• [WRITTEN INSTRUCTION] Scan the data that follows and count the lines with the string "Aseta"; answer with the count alone.
#####
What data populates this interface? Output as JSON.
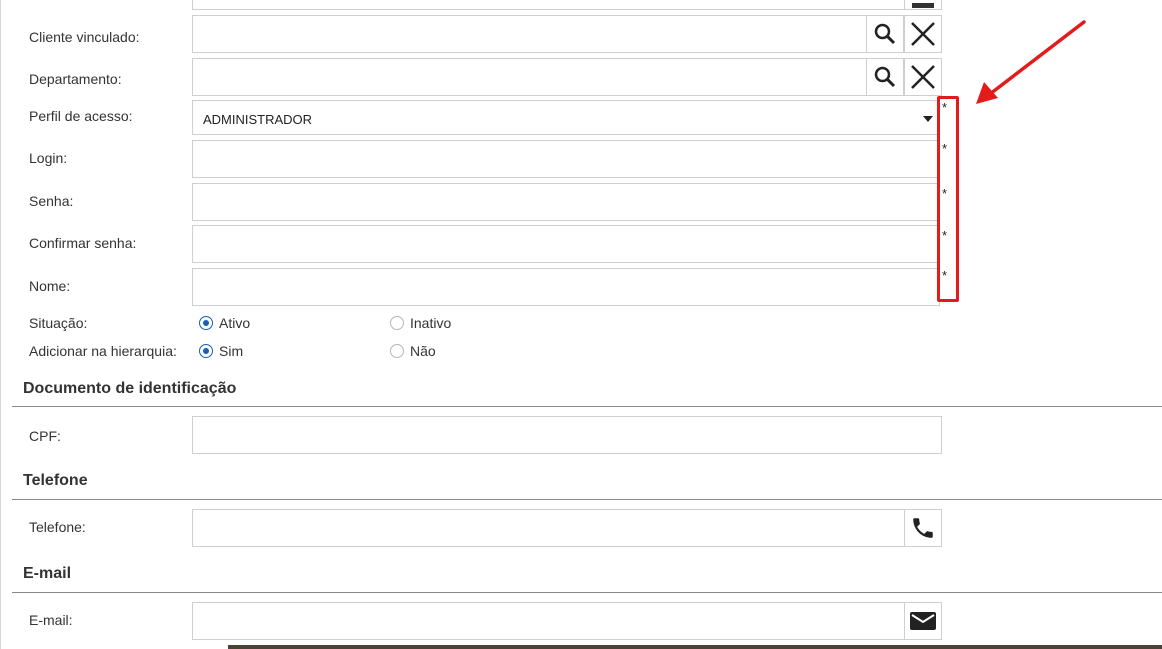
{
  "form": {
    "fields": {
      "cliente_vinculado": {
        "label": "Cliente vinculado:",
        "value": ""
      },
      "departamento": {
        "label": "Departamento:",
        "value": ""
      },
      "perfil_acesso": {
        "label": "Perfil de acesso:",
        "value": "ADMINISTRADOR"
      },
      "login": {
        "label": "Login:",
        "value": ""
      },
      "senha": {
        "label": "Senha:",
        "value": ""
      },
      "confirmar_senha": {
        "label": "Confirmar senha:",
        "value": ""
      },
      "nome": {
        "label": "Nome:",
        "value": ""
      }
    },
    "required_marker": "*",
    "situacao": {
      "label": "Situação:",
      "options": [
        "Ativo",
        "Inativo"
      ],
      "selected": "Ativo"
    },
    "hierarquia": {
      "label": "Adicionar na hierarquia:",
      "options": [
        "Sim",
        "Não"
      ],
      "selected": "Sim"
    }
  },
  "sections": {
    "documento": {
      "title": "Documento de identificação",
      "cpf_label": "CPF:",
      "cpf_value": ""
    },
    "telefone": {
      "title": "Telefone",
      "field_label": "Telefone:",
      "value": ""
    },
    "email": {
      "title": "E-mail",
      "field_label": "E-mail:",
      "value": ""
    }
  },
  "icons": {
    "search": "search-icon",
    "clear": "close-icon",
    "phone": "phone-icon",
    "mail": "envelope-icon",
    "dropdown": "caret-down-icon",
    "annotation": "red-arrow-annotation"
  },
  "colors": {
    "radio_selected": "#1b5fb4",
    "annotation": "#e31b1b",
    "border": "#cfcfcf"
  }
}
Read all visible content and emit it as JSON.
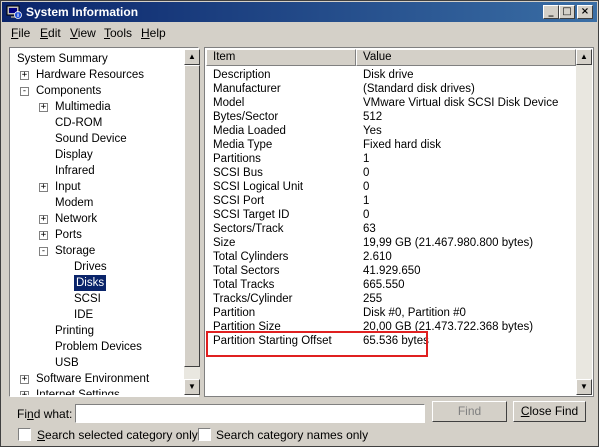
{
  "window": {
    "title": "System Information",
    "controls": {
      "minimize": "_",
      "maximize": "□",
      "close": "×"
    }
  },
  "menu": [
    {
      "label": "File",
      "mnemonic": "F"
    },
    {
      "label": "Edit",
      "mnemonic": "E"
    },
    {
      "label": "View",
      "mnemonic": "V"
    },
    {
      "label": "Tools",
      "mnemonic": "T"
    },
    {
      "label": "Help",
      "mnemonic": "H"
    }
  ],
  "tree": {
    "items": [
      {
        "label": "System Summary",
        "level": 0,
        "expander": ""
      },
      {
        "label": "Hardware Resources",
        "level": 1,
        "expander": "+"
      },
      {
        "label": "Components",
        "level": 1,
        "expander": "−"
      },
      {
        "label": "Multimedia",
        "level": 2,
        "expander": "+"
      },
      {
        "label": "CD-ROM",
        "level": 2,
        "expander": ""
      },
      {
        "label": "Sound Device",
        "level": 2,
        "expander": ""
      },
      {
        "label": "Display",
        "level": 2,
        "expander": ""
      },
      {
        "label": "Infrared",
        "level": 2,
        "expander": ""
      },
      {
        "label": "Input",
        "level": 2,
        "expander": "+"
      },
      {
        "label": "Modem",
        "level": 2,
        "expander": ""
      },
      {
        "label": "Network",
        "level": 2,
        "expander": "+"
      },
      {
        "label": "Ports",
        "level": 2,
        "expander": "+"
      },
      {
        "label": "Storage",
        "level": 2,
        "expander": "−"
      },
      {
        "label": "Drives",
        "level": 3,
        "expander": ""
      },
      {
        "label": "Disks",
        "level": 3,
        "expander": "",
        "selected": true
      },
      {
        "label": "SCSI",
        "level": 3,
        "expander": ""
      },
      {
        "label": "IDE",
        "level": 3,
        "expander": ""
      },
      {
        "label": "Printing",
        "level": 2,
        "expander": ""
      },
      {
        "label": "Problem Devices",
        "level": 2,
        "expander": ""
      },
      {
        "label": "USB",
        "level": 2,
        "expander": ""
      },
      {
        "label": "Software Environment",
        "level": 1,
        "expander": "+"
      },
      {
        "label": "Internet Settings",
        "level": 1,
        "expander": "+"
      }
    ]
  },
  "list": {
    "headers": [
      "Item",
      "Value"
    ],
    "rows": [
      [
        "Description",
        "Disk drive"
      ],
      [
        "Manufacturer",
        "(Standard disk drives)"
      ],
      [
        "Model",
        "VMware Virtual disk SCSI Disk Device"
      ],
      [
        "Bytes/Sector",
        "512"
      ],
      [
        "Media Loaded",
        "Yes"
      ],
      [
        "Media Type",
        "Fixed hard disk"
      ],
      [
        "Partitions",
        "1"
      ],
      [
        "SCSI Bus",
        "0"
      ],
      [
        "SCSI Logical Unit",
        "0"
      ],
      [
        "SCSI Port",
        "1"
      ],
      [
        "SCSI Target ID",
        "0"
      ],
      [
        "Sectors/Track",
        "63"
      ],
      [
        "Size",
        "19,99 GB (21.467.980.800 bytes)"
      ],
      [
        "Total Cylinders",
        "2.610"
      ],
      [
        "Total Sectors",
        "41.929.650"
      ],
      [
        "Total Tracks",
        "665.550"
      ],
      [
        "Tracks/Cylinder",
        "255"
      ],
      [
        "Partition",
        "Disk #0, Partition #0"
      ],
      [
        "Partition Size",
        "20,00 GB (21.473.722.368 bytes)"
      ],
      [
        "Partition Starting Offset",
        "65.536 bytes"
      ]
    ],
    "highlight_color": "#e02020"
  },
  "find": {
    "label": "Find what:",
    "value": "",
    "find_button": "Find",
    "close_button": "Close Find",
    "check1": "Search selected category only",
    "check2": "Search category names only"
  },
  "colors": {
    "title_gradient_start": "#0a246a",
    "title_gradient_end": "#3a6ea5",
    "selection": "#0a246a"
  }
}
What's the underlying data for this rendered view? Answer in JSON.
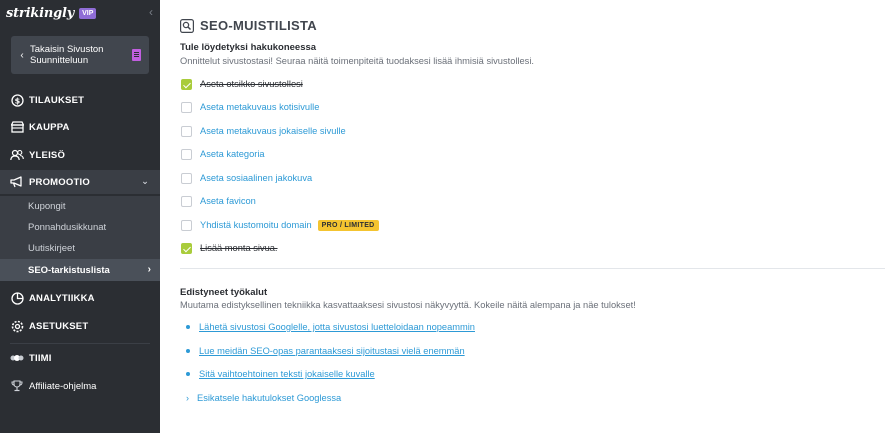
{
  "sidebar": {
    "brand": "strikingly",
    "vip_badge": "VIP",
    "back_button": "Takaisin Sivuston Suunnitteluun",
    "items": [
      {
        "label": "TILAUKSET",
        "icon": "dollar-icon"
      },
      {
        "label": "KAUPPA",
        "icon": "store-icon"
      },
      {
        "label": "YLEISÖ",
        "icon": "audience-icon"
      },
      {
        "label": "PROMOOTIO",
        "icon": "megaphone-icon"
      },
      {
        "label": "ANALYTIIKKA",
        "icon": "chart-icon"
      },
      {
        "label": "ASETUKSET",
        "icon": "gear-icon"
      },
      {
        "label": "TIIMI",
        "icon": "team-icon"
      },
      {
        "label": "Affiliate-ohjelma",
        "icon": "trophy-icon"
      }
    ],
    "promo_sub": [
      "Kupongit",
      "Ponnahdusikkunat",
      "Uutiskirjeet",
      "SEO-tarkistuslista"
    ]
  },
  "main": {
    "title": "SEO-MUISTILISTA",
    "section1_heading": "Tule löydetyksi hakukoneessa",
    "section1_lead": "Onnittelut sivustostasi! Seuraa näitä toimenpiteitä tuodaksesi lisää ihmisiä sivustollesi.",
    "checklist": [
      {
        "label": "Aseta otsikko sivustollesi",
        "done": true
      },
      {
        "label": "Aseta metakuvaus kotisivulle",
        "done": false
      },
      {
        "label": "Aseta metakuvaus jokaiselle sivulle",
        "done": false
      },
      {
        "label": "Aseta kategoria",
        "done": false
      },
      {
        "label": "Aseta sosiaalinen jakokuva",
        "done": false
      },
      {
        "label": "Aseta favicon",
        "done": false
      },
      {
        "label": "Yhdistä kustomoitu domain",
        "done": false,
        "badge": "PRO / LIMITED"
      },
      {
        "label": "Lisää monta sivua.",
        "done": true
      }
    ],
    "section2_heading": "Edistyneet työkalut",
    "section2_lead": "Muutama edistyksellinen tekniikka kasvattaaksesi sivustosi näkyvyyttä. Kokeile näitä alempana ja näe tulokset!",
    "links": [
      "Lähetä sivustosi Googlelle, jotta sivustosi luetteloidaan nopeammin",
      "Lue meidän SEO-opas parantaaksesi sijoitustasi vielä enemmän",
      "Sitä vaihtoehtoinen teksti jokaiselle kuvalle",
      "Esikatsele hakutulokset Googlessa"
    ]
  },
  "colors": {
    "sidebar_bg": "#2b2e33",
    "accent_link": "#2d9ad6",
    "check_green": "#a9cc3b",
    "badge_yellow": "#f4c430",
    "vip_purple": "#8f6dd6"
  }
}
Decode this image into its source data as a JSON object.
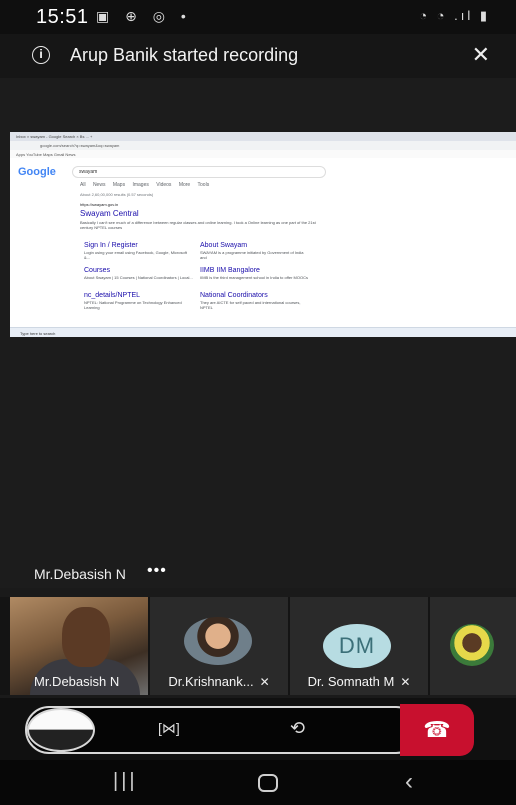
{
  "status_bar": {
    "time": "15:51",
    "left_icons": "▣ ⊕ ◎ •",
    "right_icons": "◔ ◔ .ıl ▮"
  },
  "recording_banner": {
    "info_icon": "i",
    "text": "Arup Banik started recording",
    "close": "✕"
  },
  "shared_screen": {
    "tabs": "Inbox  ×   swayam - Google Search  ×   Bs   ...   +",
    "url": "google.com/search?q=swayam&oq=swayam",
    "bookmarks": "Apps   YouTube   Maps   Gmail   News",
    "logo": "Google",
    "query": "swayam",
    "search_tabs": "All   News   Maps   Images   Videos   More   Tools",
    "result_count": "About 2,60,00,000 results (0.57 seconds)",
    "result_url": "https://swayam.gov.in",
    "result_title": "Swayam Central",
    "result_snippet": "Basically I can't see much of a difference between regular classes and online learning. I took a Online learning as one part of the 21st century NPTEL courses",
    "sitelinks": [
      {
        "title": "Sign In / Register",
        "desc": "Login using your email using Facebook, Google, Microsoft &..."
      },
      {
        "title": "About Swayam",
        "desc": "SWAYAM is a programme initiated by Government of India and"
      },
      {
        "title": "Courses",
        "desc": "About Swayam | 15 Courses | National Coordinators | Local..."
      },
      {
        "title": "IIMB IIM Bangalore",
        "desc": "IIMB is the third management school in India to offer MOOCs"
      },
      {
        "title": "nc_details/NPTEL",
        "desc": "NPTEL: National Programme on Technology Enhanced Learning"
      },
      {
        "title": "National Coordinators",
        "desc": "They are AICTE for self paced and international courses, NPTEL"
      }
    ],
    "taskbar": "Type here to search"
  },
  "presenter": {
    "name": "Mr.Debasish N",
    "more": "•••"
  },
  "participants": [
    {
      "name": "Mr.Debasish N"
    },
    {
      "name": "Dr.Krishnank...",
      "muted": "✕"
    },
    {
      "name": "Dr. Somnath M",
      "initials": "DM",
      "muted": "✕"
    },
    {
      "name": ""
    }
  ],
  "controls": {
    "frame_icon": "[⋈]",
    "switch_camera_icon": "⟲",
    "end_call_icon": "☎"
  },
  "nav": {
    "recents": "|||",
    "back": "‹"
  },
  "colors": {
    "end_call": "#c8102e",
    "avatar_dm_bg": "#b7dce2"
  }
}
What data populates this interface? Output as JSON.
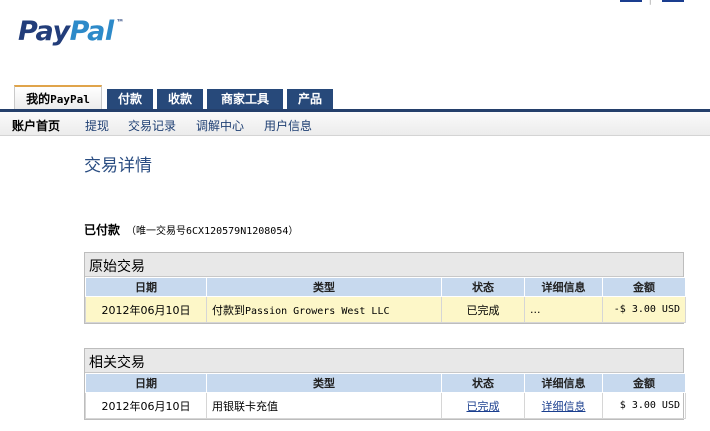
{
  "brand": {
    "pay": "Pay",
    "pal": "Pal",
    "tm": "™"
  },
  "top_links": {
    "separator": "|"
  },
  "tabs": [
    {
      "label": "我的",
      "label_suffix": "PayPal",
      "active": true
    },
    {
      "label": "付款"
    },
    {
      "label": "收款"
    },
    {
      "label": "商家工具"
    },
    {
      "label": "产品"
    }
  ],
  "subnav": [
    "账户首页",
    "提现",
    "交易记录",
    "调解中心",
    "用户信息"
  ],
  "page": {
    "title": "交易详情",
    "status": "已付款",
    "transaction_id": "（唯一交易号6CX120579N1208054）"
  },
  "table_headers": [
    "日期",
    "类型",
    "状态",
    "详细信息",
    "金额"
  ],
  "original": {
    "title": "原始交易",
    "row": {
      "date": "2012年06月10日",
      "type_prefix": "付款到",
      "type_name": "Passion Growers West LLC",
      "status": "已完成",
      "details": "...",
      "amount": "-$ 3.00 USD"
    }
  },
  "related": {
    "title": "相关交易",
    "row": {
      "date": "2012年06月10日",
      "type": "用银联卡充值",
      "status": "已完成",
      "details": "详细信息",
      "amount": "$ 3.00 USD"
    }
  }
}
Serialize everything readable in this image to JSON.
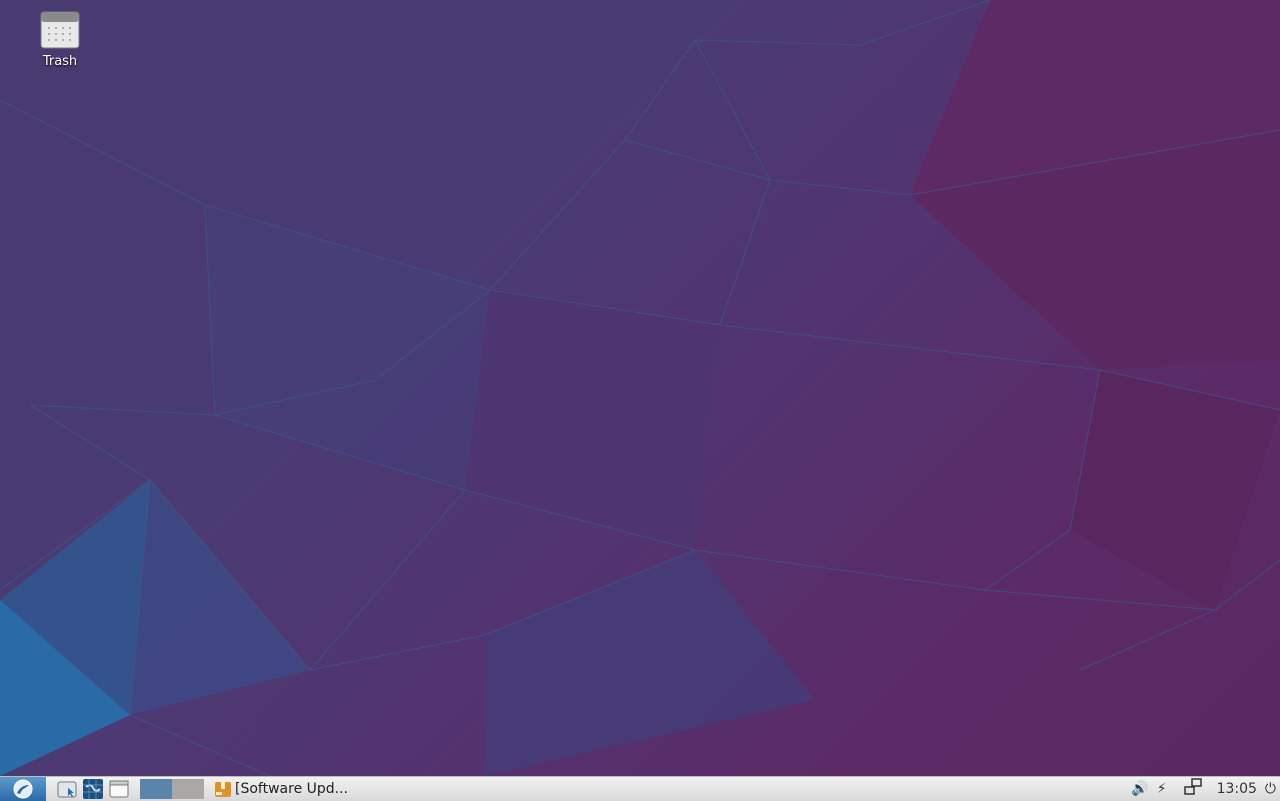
{
  "desktop": {
    "icons": [
      {
        "label": "Trash",
        "icon": "trash-icon"
      }
    ]
  },
  "taskbar": {
    "menu_icon": "lubuntu-logo-icon",
    "launchers": [
      {
        "name": "file-manager-launcher",
        "icon": "folder-icon"
      },
      {
        "name": "web-browser-launcher",
        "icon": "globe-icon"
      },
      {
        "name": "show-desktop-launcher",
        "icon": "window-icon"
      }
    ],
    "pager": {
      "workspaces": 2,
      "active": 1,
      "colors": {
        "active": "#5b84ad",
        "inactive": "#aaa7a4"
      }
    },
    "tasks": [
      {
        "label": "[Software Upd...",
        "icon": "package-icon"
      }
    ],
    "tray": {
      "volume_icon": "volume-icon",
      "power_icon": "battery-charging-icon",
      "network_icon": "network-icon",
      "clock": "13:05",
      "shutdown_icon": "power-icon"
    }
  }
}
#####
• [EXERCISE RESPONSE] 6